((

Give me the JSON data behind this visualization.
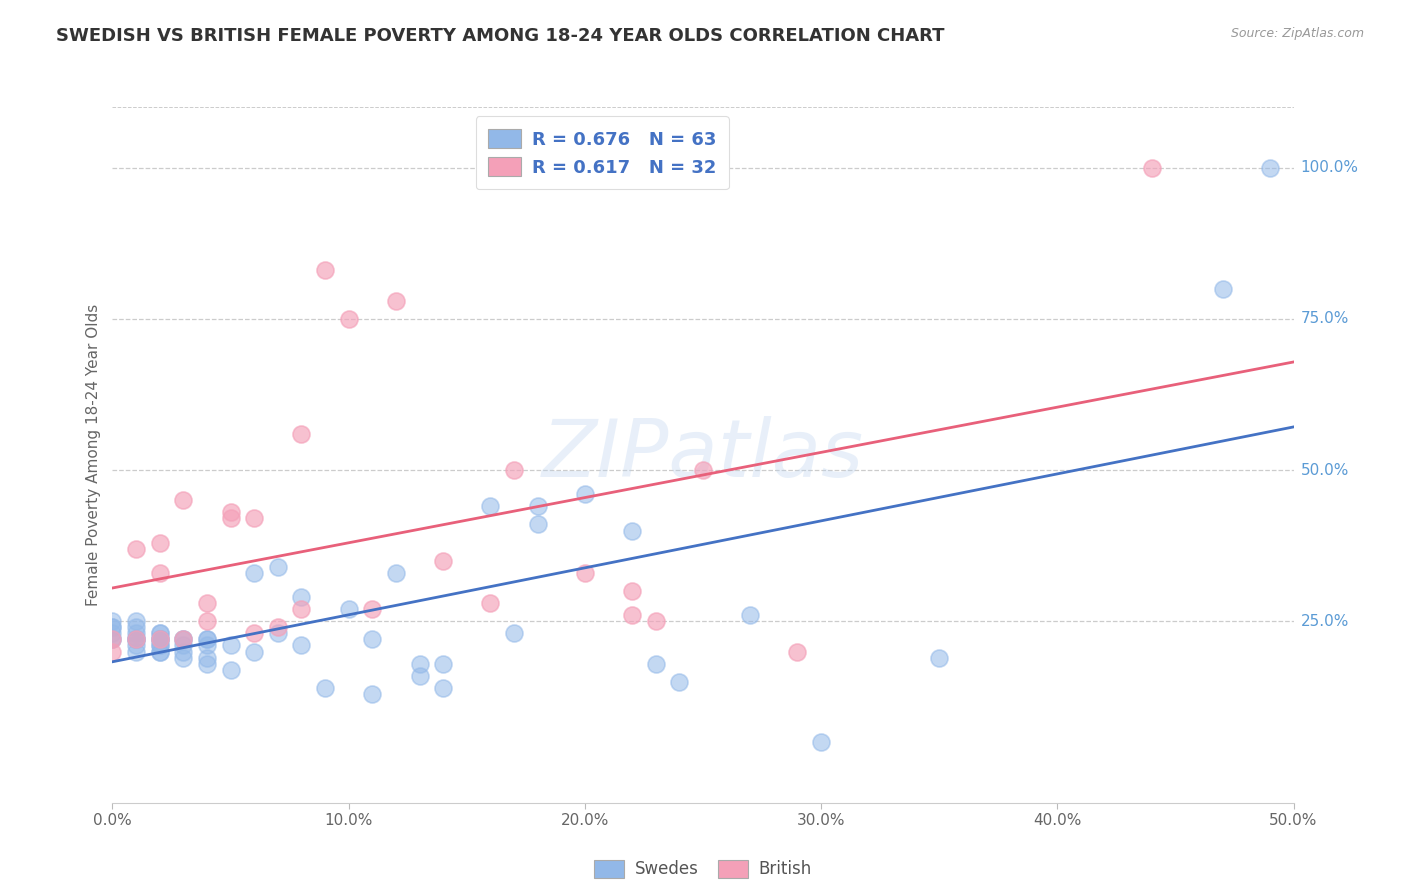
{
  "title": "SWEDISH VS BRITISH FEMALE POVERTY AMONG 18-24 YEAR OLDS CORRELATION CHART",
  "source": "Source: ZipAtlas.com",
  "ylabel": "Female Poverty Among 18-24 Year Olds",
  "x_tick_labels": [
    "0.0%",
    "10.0%",
    "20.0%",
    "30.0%",
    "40.0%",
    "50.0%"
  ],
  "x_tick_vals": [
    0.0,
    0.1,
    0.2,
    0.3,
    0.4,
    0.5
  ],
  "y_tick_labels_right": [
    "100.0%",
    "75.0%",
    "50.0%",
    "25.0%"
  ],
  "y_tick_vals": [
    1.0,
    0.75,
    0.5,
    0.25
  ],
  "xlim": [
    0.0,
    0.5
  ],
  "ylim": [
    -0.05,
    1.1
  ],
  "legend_swedes_label": "Swedes",
  "legend_british_label": "British",
  "legend_r_swedes": "R = 0.676",
  "legend_n_swedes": "N = 63",
  "legend_r_british": "R = 0.617",
  "legend_n_british": "N = 32",
  "swedes_color": "#92b8e8",
  "british_color": "#f4a0b8",
  "swedes_line_color": "#4472c4",
  "british_line_color": "#e8607a",
  "watermark": "ZIPatlas",
  "swedes_x": [
    0.0,
    0.0,
    0.0,
    0.0,
    0.0,
    0.0,
    0.01,
    0.01,
    0.01,
    0.01,
    0.01,
    0.01,
    0.01,
    0.01,
    0.02,
    0.02,
    0.02,
    0.02,
    0.02,
    0.02,
    0.02,
    0.02,
    0.02,
    0.03,
    0.03,
    0.03,
    0.03,
    0.03,
    0.04,
    0.04,
    0.04,
    0.04,
    0.04,
    0.05,
    0.05,
    0.06,
    0.06,
    0.07,
    0.07,
    0.08,
    0.08,
    0.09,
    0.1,
    0.11,
    0.11,
    0.12,
    0.13,
    0.13,
    0.14,
    0.14,
    0.16,
    0.17,
    0.18,
    0.18,
    0.2,
    0.22,
    0.23,
    0.24,
    0.27,
    0.3,
    0.35,
    0.47,
    0.49
  ],
  "swedes_y": [
    0.22,
    0.23,
    0.24,
    0.25,
    0.22,
    0.24,
    0.22,
    0.2,
    0.25,
    0.24,
    0.23,
    0.22,
    0.22,
    0.21,
    0.23,
    0.21,
    0.22,
    0.22,
    0.2,
    0.21,
    0.2,
    0.23,
    0.22,
    0.22,
    0.19,
    0.2,
    0.21,
    0.22,
    0.22,
    0.22,
    0.21,
    0.19,
    0.18,
    0.21,
    0.17,
    0.33,
    0.2,
    0.34,
    0.23,
    0.21,
    0.29,
    0.14,
    0.27,
    0.13,
    0.22,
    0.33,
    0.18,
    0.16,
    0.18,
    0.14,
    0.44,
    0.23,
    0.41,
    0.44,
    0.46,
    0.4,
    0.18,
    0.15,
    0.26,
    0.05,
    0.19,
    0.8,
    1.0
  ],
  "british_x": [
    0.0,
    0.0,
    0.01,
    0.01,
    0.02,
    0.02,
    0.02,
    0.03,
    0.03,
    0.04,
    0.04,
    0.05,
    0.05,
    0.06,
    0.06,
    0.07,
    0.08,
    0.08,
    0.09,
    0.1,
    0.11,
    0.12,
    0.14,
    0.16,
    0.17,
    0.2,
    0.22,
    0.22,
    0.23,
    0.25,
    0.29,
    0.44
  ],
  "british_y": [
    0.22,
    0.2,
    0.37,
    0.22,
    0.33,
    0.38,
    0.22,
    0.45,
    0.22,
    0.25,
    0.28,
    0.42,
    0.43,
    0.23,
    0.42,
    0.24,
    0.56,
    0.27,
    0.83,
    0.75,
    0.27,
    0.78,
    0.35,
    0.28,
    0.5,
    0.33,
    0.26,
    0.3,
    0.25,
    0.5,
    0.2,
    1.0
  ]
}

))

Repeat the listing in full and exactly. Do not include any images.

Give me the JSON data behind this visualization.
{
  "title": "SWEDISH VS BRITISH FEMALE POVERTY AMONG 18-24 YEAR OLDS CORRELATION CHART",
  "source": "Source: ZipAtlas.com",
  "ylabel": "Female Poverty Among 18-24 Year Olds",
  "x_tick_labels": [
    "0.0%",
    "10.0%",
    "20.0%",
    "30.0%",
    "40.0%",
    "50.0%"
  ],
  "x_tick_vals": [
    0.0,
    0.1,
    0.2,
    0.3,
    0.4,
    0.5
  ],
  "y_tick_labels_right": [
    "100.0%",
    "75.0%",
    "50.0%",
    "25.0%"
  ],
  "y_tick_vals": [
    1.0,
    0.75,
    0.5,
    0.25
  ],
  "xlim": [
    0.0,
    0.5
  ],
  "ylim": [
    -0.05,
    1.1
  ],
  "legend_swedes_label": "Swedes",
  "legend_british_label": "British",
  "legend_r_swedes": "R = 0.676",
  "legend_n_swedes": "N = 63",
  "legend_r_british": "R = 0.617",
  "legend_n_british": "N = 32",
  "swedes_color": "#92b8e8",
  "british_color": "#f4a0b8",
  "swedes_line_color": "#4472c4",
  "british_line_color": "#e8607a",
  "watermark": "ZIPatlas",
  "swedes_x": [
    0.0,
    0.0,
    0.0,
    0.0,
    0.0,
    0.0,
    0.01,
    0.01,
    0.01,
    0.01,
    0.01,
    0.01,
    0.01,
    0.01,
    0.02,
    0.02,
    0.02,
    0.02,
    0.02,
    0.02,
    0.02,
    0.02,
    0.02,
    0.03,
    0.03,
    0.03,
    0.03,
    0.03,
    0.04,
    0.04,
    0.04,
    0.04,
    0.04,
    0.05,
    0.05,
    0.06,
    0.06,
    0.07,
    0.07,
    0.08,
    0.08,
    0.09,
    0.1,
    0.11,
    0.11,
    0.12,
    0.13,
    0.13,
    0.14,
    0.14,
    0.16,
    0.17,
    0.18,
    0.18,
    0.2,
    0.22,
    0.23,
    0.24,
    0.27,
    0.3,
    0.35,
    0.47,
    0.49
  ],
  "swedes_y": [
    0.22,
    0.23,
    0.24,
    0.25,
    0.22,
    0.24,
    0.22,
    0.2,
    0.25,
    0.24,
    0.23,
    0.22,
    0.22,
    0.21,
    0.23,
    0.21,
    0.22,
    0.22,
    0.2,
    0.21,
    0.2,
    0.23,
    0.22,
    0.22,
    0.19,
    0.2,
    0.21,
    0.22,
    0.22,
    0.22,
    0.21,
    0.19,
    0.18,
    0.21,
    0.17,
    0.33,
    0.2,
    0.34,
    0.23,
    0.21,
    0.29,
    0.14,
    0.27,
    0.13,
    0.22,
    0.33,
    0.18,
    0.16,
    0.18,
    0.14,
    0.44,
    0.23,
    0.41,
    0.44,
    0.46,
    0.4,
    0.18,
    0.15,
    0.26,
    0.05,
    0.19,
    0.8,
    1.0
  ],
  "british_x": [
    0.0,
    0.0,
    0.01,
    0.01,
    0.02,
    0.02,
    0.02,
    0.03,
    0.03,
    0.04,
    0.04,
    0.05,
    0.05,
    0.06,
    0.06,
    0.07,
    0.08,
    0.08,
    0.09,
    0.1,
    0.11,
    0.12,
    0.14,
    0.16,
    0.17,
    0.2,
    0.22,
    0.22,
    0.23,
    0.25,
    0.29,
    0.44
  ],
  "british_y": [
    0.22,
    0.2,
    0.37,
    0.22,
    0.33,
    0.38,
    0.22,
    0.45,
    0.22,
    0.25,
    0.28,
    0.42,
    0.43,
    0.23,
    0.42,
    0.24,
    0.56,
    0.27,
    0.83,
    0.75,
    0.27,
    0.78,
    0.35,
    0.28,
    0.5,
    0.33,
    0.26,
    0.3,
    0.25,
    0.5,
    0.2,
    1.0
  ]
}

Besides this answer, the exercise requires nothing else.